_Exercise details_
Set down each entry from the block beneath, exactly as written.

[BEGIN]

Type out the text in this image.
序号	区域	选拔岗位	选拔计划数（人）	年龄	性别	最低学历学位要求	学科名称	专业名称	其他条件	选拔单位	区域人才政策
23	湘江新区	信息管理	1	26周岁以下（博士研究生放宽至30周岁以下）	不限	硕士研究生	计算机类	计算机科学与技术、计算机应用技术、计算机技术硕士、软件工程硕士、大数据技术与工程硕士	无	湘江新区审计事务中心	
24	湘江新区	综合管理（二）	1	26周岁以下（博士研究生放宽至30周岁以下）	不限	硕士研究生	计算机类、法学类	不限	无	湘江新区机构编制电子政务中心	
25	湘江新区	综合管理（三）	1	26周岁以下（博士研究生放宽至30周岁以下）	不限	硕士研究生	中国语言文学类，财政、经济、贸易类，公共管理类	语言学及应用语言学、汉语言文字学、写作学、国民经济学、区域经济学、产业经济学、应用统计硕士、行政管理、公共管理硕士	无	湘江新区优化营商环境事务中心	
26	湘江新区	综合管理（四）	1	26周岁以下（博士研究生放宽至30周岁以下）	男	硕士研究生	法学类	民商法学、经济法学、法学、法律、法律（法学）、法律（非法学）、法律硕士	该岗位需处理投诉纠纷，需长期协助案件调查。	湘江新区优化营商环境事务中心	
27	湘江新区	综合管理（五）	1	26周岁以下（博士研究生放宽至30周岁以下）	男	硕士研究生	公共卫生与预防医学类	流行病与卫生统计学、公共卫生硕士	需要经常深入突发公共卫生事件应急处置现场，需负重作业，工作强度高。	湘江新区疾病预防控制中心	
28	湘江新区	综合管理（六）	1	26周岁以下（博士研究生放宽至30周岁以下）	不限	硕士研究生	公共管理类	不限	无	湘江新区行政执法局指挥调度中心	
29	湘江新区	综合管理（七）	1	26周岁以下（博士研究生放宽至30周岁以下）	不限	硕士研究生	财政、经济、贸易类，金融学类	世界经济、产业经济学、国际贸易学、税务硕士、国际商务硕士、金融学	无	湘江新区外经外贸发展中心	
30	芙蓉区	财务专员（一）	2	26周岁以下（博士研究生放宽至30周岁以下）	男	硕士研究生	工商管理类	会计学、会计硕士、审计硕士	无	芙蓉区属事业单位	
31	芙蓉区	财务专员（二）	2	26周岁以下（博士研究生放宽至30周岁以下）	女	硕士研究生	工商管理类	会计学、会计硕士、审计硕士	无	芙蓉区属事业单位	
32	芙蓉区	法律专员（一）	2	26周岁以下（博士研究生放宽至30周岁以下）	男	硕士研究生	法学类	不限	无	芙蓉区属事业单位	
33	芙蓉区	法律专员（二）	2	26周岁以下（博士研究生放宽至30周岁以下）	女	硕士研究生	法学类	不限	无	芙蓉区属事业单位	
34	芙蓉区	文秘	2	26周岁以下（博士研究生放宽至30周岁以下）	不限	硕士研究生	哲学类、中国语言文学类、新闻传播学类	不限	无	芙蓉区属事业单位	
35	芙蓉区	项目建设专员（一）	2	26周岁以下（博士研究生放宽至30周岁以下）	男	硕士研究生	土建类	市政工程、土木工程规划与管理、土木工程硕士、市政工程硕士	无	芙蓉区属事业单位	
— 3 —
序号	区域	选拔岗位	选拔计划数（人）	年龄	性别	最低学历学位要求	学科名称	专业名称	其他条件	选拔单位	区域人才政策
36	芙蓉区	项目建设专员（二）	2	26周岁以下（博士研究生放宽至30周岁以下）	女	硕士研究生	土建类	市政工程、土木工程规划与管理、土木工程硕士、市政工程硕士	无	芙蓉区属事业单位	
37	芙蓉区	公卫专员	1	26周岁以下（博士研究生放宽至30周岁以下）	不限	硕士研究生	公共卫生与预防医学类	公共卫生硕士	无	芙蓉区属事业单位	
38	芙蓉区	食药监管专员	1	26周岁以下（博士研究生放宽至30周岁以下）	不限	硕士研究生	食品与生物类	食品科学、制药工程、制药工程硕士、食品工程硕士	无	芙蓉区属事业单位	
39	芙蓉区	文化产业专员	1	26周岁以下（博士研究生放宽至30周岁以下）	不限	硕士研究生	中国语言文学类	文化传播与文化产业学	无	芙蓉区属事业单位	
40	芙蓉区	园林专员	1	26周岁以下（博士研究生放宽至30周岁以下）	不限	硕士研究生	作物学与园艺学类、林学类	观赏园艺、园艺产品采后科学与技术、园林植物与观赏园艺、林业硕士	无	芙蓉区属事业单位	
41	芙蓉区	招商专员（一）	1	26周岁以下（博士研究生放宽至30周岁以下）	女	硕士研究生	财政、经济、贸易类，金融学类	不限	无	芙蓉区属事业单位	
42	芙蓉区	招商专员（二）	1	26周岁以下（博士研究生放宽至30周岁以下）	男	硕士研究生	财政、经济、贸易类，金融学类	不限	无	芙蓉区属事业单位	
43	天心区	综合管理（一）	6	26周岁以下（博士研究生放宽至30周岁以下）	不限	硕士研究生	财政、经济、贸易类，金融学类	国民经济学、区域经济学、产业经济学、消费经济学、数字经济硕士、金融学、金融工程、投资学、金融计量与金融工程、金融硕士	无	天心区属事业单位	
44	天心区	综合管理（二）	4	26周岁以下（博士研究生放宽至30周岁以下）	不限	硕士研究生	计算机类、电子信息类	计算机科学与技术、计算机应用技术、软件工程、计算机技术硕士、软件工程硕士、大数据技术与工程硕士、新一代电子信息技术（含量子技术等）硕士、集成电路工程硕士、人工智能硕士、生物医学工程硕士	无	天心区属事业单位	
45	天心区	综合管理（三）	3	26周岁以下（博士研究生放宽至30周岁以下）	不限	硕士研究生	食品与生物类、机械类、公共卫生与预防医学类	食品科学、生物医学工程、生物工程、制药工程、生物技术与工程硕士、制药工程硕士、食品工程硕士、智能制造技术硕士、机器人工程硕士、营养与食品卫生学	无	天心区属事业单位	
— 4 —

[END]

_Exercise response_
Type out the text in this image.
序号	区域	选拔岗位	选拔计划数（人）	年龄	性别	最低学历学位要求	学科名称	专业名称	其他条件	选拔单位	区域人才政策
23	湘江新区	信息管理	1	26周岁以下（博士研究生放宽至30周岁以下）	不限	硕士研究生	计算机类	计算机科学与技术、计算机应用技术、计算机技术硕士、软件工程硕士、大数据技术与工程硕士	无	湘江新区审计事务中心	
24	湘江新区	综合管理（二）	1	26周岁以下（博士研究生放宽至30周岁以下）	不限	硕士研究生	计算机类、法学类	不限	无	湘江新区机构编制电子政务中心	
25	湘江新区	综合管理（三）	1	26周岁以下（博士研究生放宽至30周岁以下）	不限	硕士研究生	中国语言文学类，财政、经济、贸易类，公共管理类	语言学及应用语言学、汉语言文字学、写作学、国民经济学、区域经济学、产业经济学、应用统计硕士、行政管理、公共管理硕士	无	湘江新区优化营商环境事务中心	
26	湘江新区	综合管理（四）	1	26周岁以下（博士研究生放宽至30周岁以下）	男	硕士研究生	法学类	民商法学、经济法学、法学、法律、法律（法学）、法律（非法学）、法律硕士	该岗位需处理投诉纠纷，需长期协助案件调查。	湘江新区优化营商环境事务中心	
27	湘江新区	综合管理（五）	1	26周岁以下（博士研究生放宽至30周岁以下）	男	硕士研究生	公共卫生与预防医学类	流行病与卫生统计学、公共卫生硕士	需要经常深入突发公共卫生事件应急处置现场，需负重作业，工作强度高。	湘江新区疾病预防控制中心	
28	湘江新区	综合管理（六）	1	26周岁以下（博士研究生放宽至30周岁以下）	不限	硕士研究生	公共管理类	不限	无	湘江新区行政执法局指挥调度中心	
29	湘江新区	综合管理（七）	1	26周岁以下（博士研究生放宽至30周岁以下）	不限	硕士研究生	财政、经济、贸易类，金融学类	世界经济、产业经济学、国际贸易学、税务硕士、国际商务硕士、金融学	无	湘江新区外经外贸发展中心	
30	芙蓉区	财务专员（一）	2	26周岁以下（博士研究生放宽至30周岁以下）	男	硕士研究生	工商管理类	会计学、会计硕士、审计硕士	无	芙蓉区属事业单位	
31	芙蓉区	财务专员（二）	2	26周岁以下（博士研究生放宽至30周岁以下）	女	硕士研究生	工商管理类	会计学、会计硕士、审计硕士	无	芙蓉区属事业单位	
32	芙蓉区	法律专员（一）	2	26周岁以下（博士研究生放宽至30周岁以下）	男	硕士研究生	法学类	不限	无	芙蓉区属事业单位	
33	芙蓉区	法律专员（二）	2	26周岁以下（博士研究生放宽至30周岁以下）	女	硕士研究生	法学类	不限	无	芙蓉区属事业单位	
34	芙蓉区	文秘	2	26周岁以下（博士研究生放宽至30周岁以下）	不限	硕士研究生	哲学类、中国语言文学类、新闻传播学类	不限	无	芙蓉区属事业单位	
35	芙蓉区	项目建设专员（一）	2	26周岁以下（博士研究生放宽至30周岁以下）	男	硕士研究生	土建类	市政工程、土木工程规划与管理、土木工程硕士、市政工程硕士	无	芙蓉区属事业单位	
— 3 —
序号	区域	选拔岗位	选拔计划数（人）	年龄	性别	最低学历学位要求	学科名称	专业名称	其他条件	选拔单位	区域人才政策
36	芙蓉区	项目建设专员（二）	2	26周岁以下（博士研究生放宽至30周岁以下）	女	硕士研究生	土建类	市政工程、土木工程规划与管理、土木工程硕士、市政工程硕士	无	芙蓉区属事业单位	
37	芙蓉区	公卫专员	1	26周岁以下（博士研究生放宽至30周岁以下）	不限	硕士研究生	公共卫生与预防医学类	公共卫生硕士	无	芙蓉区属事业单位	
38	芙蓉区	食药监管专员	1	26周岁以下（博士研究生放宽至30周岁以下）	不限	硕士研究生	食品与生物类	食品科学、制药工程、制药工程硕士、食品工程硕士	无	芙蓉区属事业单位	
39	芙蓉区	文化产业专员	1	26周岁以下（博士研究生放宽至30周岁以下）	不限	硕士研究生	中国语言文学类	文化传播与文化产业学	无	芙蓉区属事业单位	
40	芙蓉区	园林专员	1	26周岁以下（博士研究生放宽至30周岁以下）	不限	硕士研究生	作物学与园艺学类、林学类	观赏园艺、园艺产品采后科学与技术、园林植物与观赏园艺、林业硕士	无	芙蓉区属事业单位	
41	芙蓉区	招商专员（一）	1	26周岁以下（博士研究生放宽至30周岁以下）	女	硕士研究生	财政、经济、贸易类，金融学类	不限	无	芙蓉区属事业单位	
42	芙蓉区	招商专员（二）	1	26周岁以下（博士研究生放宽至30周岁以下）	男	硕士研究生	财政、经济、贸易类，金融学类	不限	无	芙蓉区属事业单位	
43	天心区	综合管理（一）	6	26周岁以下（博士研究生放宽至30周岁以下）	不限	硕士研究生	财政、经济、贸易类，金融学类	国民经济学、区域经济学、产业经济学、消费经济学、数字经济硕士、金融学、金融工程、投资学、金融计量与金融工程、金融硕士	无	天心区属事业单位	
44	天心区	综合管理（二）	4	26周岁以下（博士研究生放宽至30周岁以下）	不限	硕士研究生	计算机类、电子信息类	计算机科学与技术、计算机应用技术、软件工程、计算机技术硕士、软件工程硕士、大数据技术与工程硕士、新一代电子信息技术（含量子技术等）硕士、集成电路工程硕士、人工智能硕士、生物医学工程硕士	无	天心区属事业单位	
45	天心区	综合管理（三）	3	26周岁以下（博士研究生放宽至30周岁以下）	不限	硕士研究生	食品与生物类、机械类、公共卫生与预防医学类	食品科学、生物医学工程、生物工程、制药工程、生物技术与工程硕士、制药工程硕士、食品工程硕士、智能制造技术硕士、机器人工程硕士、营养与食品卫生学	无	天心区属事业单位	
— 4 —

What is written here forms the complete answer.